## start Materials provided
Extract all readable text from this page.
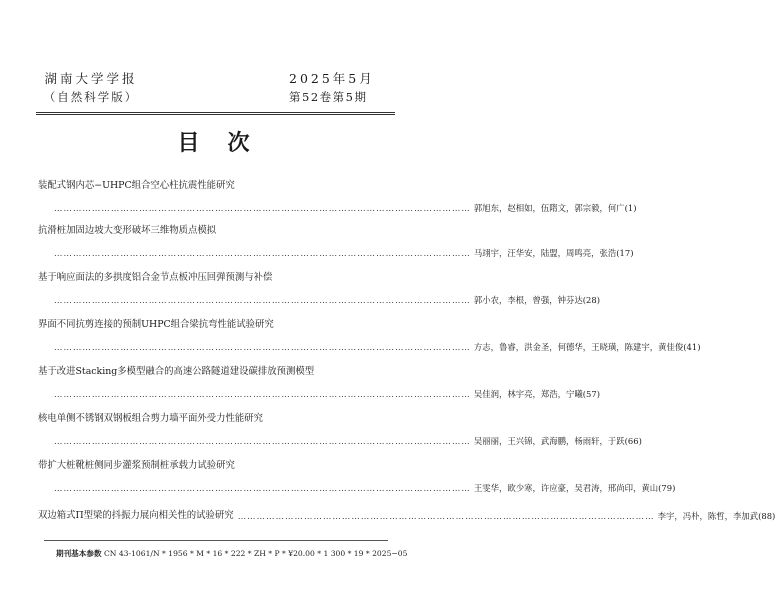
湖南大学学报
（自然科学版）
2025年5月
第52卷第5期
目次
装配式钢内芯−UHPC组合空心柱抗震性能研究
…………………………………………………………………………………………………………………… 郭旭东，赵相如，伍隋文，郭宗毅，何广(1)
抗滑桩加固边坡大变形破坏三维物质点模拟
…………………………………………………………………………………………………………………… 马翊宇，汪华安，陆盟，周鸣亮，张浩(17)
基于响应面法的多拱度铝合金节点板冲压回弹预测与补偿
…………………………………………………………………………………………………………………… 郭小农，李根，曾强，钟芬达(28)
界面不同抗剪连接的预制UHPC组合梁抗弯性能试验研究
…………………………………………………………………………………………………………………… 方志，鲁睿，洪金圣，何德华，王晓璜，陈建宇，黄佳俊(41)
基于改进Stacking多模型融合的高速公路隧道建设碳排放预测模型
…………………………………………………………………………………………………………………… 吴佳润，林宇亮，郑浩，宁曦(57)
核电单侧不锈钢双钢板组合剪力墙平面外受力性能研究
…………………………………………………………………………………………………………………… 吴丽丽，王兴锦，武海鹏，杨雨轩，于跃(66)
带扩大桩靴桩侧同步灌浆预制桩承载力试验研究
…………………………………………………………………………………………………………………… 王雯华，欧少寒，许应豪，吴君涛，邢尚印，黄山(79)
双边箱式Π型梁的抖振力展向相关性的试验研究 …………………………………………………………………………………………………………………… 李宇，冯朴，陈哲，李加武(88)
期刊基本参数 CN 43-1061/N * 1956 * M * 16 * 222 * ZH * P * ¥20.00 * 1 300 * 19 * 2025−05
## end Materials provided
Exercise objective
Nothing in the entries above should change when they are printed again, except that the pictures are dropped.

Reply
Extract all readable text from this page.
湖南大学学报
（自然科学版）
2025年5月
第52卷第5期
目次
装配式钢内芯−UHPC组合空心柱抗震性能研究
…………………………………………………………………………………………………………………… 郭旭东，赵相如，伍隋文，郭宗毅，何广(1)
抗滑桩加固边坡大变形破坏三维物质点模拟
…………………………………………………………………………………………………………………… 马翊宇，汪华安，陆盟，周鸣亮，张浩(17)
基于响应面法的多拱度铝合金节点板冲压回弹预测与补偿
…………………………………………………………………………………………………………………… 郭小农，李根，曾强，钟芬达(28)
界面不同抗剪连接的预制UHPC组合梁抗弯性能试验研究
…………………………………………………………………………………………………………………… 方志，鲁睿，洪金圣，何德华，王晓璜，陈建宇，黄佳俊(41)
基于改进Stacking多模型融合的高速公路隧道建设碳排放预测模型
…………………………………………………………………………………………………………………… 吴佳润，林宇亮，郑浩，宁曦(57)
核电单侧不锈钢双钢板组合剪力墙平面外受力性能研究
…………………………………………………………………………………………………………………… 吴丽丽，王兴锦，武海鹏，杨雨轩，于跃(66)
带扩大桩靴桩侧同步灌浆预制桩承载力试验研究
…………………………………………………………………………………………………………………… 王雯华，欧少寒，许应豪，吴君涛，邢尚印，黄山(79)
双边箱式Π型梁的抖振力展向相关性的试验研究 …………………………………………………………………………………………………………………… 李宇，冯朴，陈哲，李加武(88)
期刊基本参数 CN 43-1061/N * 1956 * M * 16 * 222 * ZH * P * ¥20.00 * 1 300 * 19 * 2025−05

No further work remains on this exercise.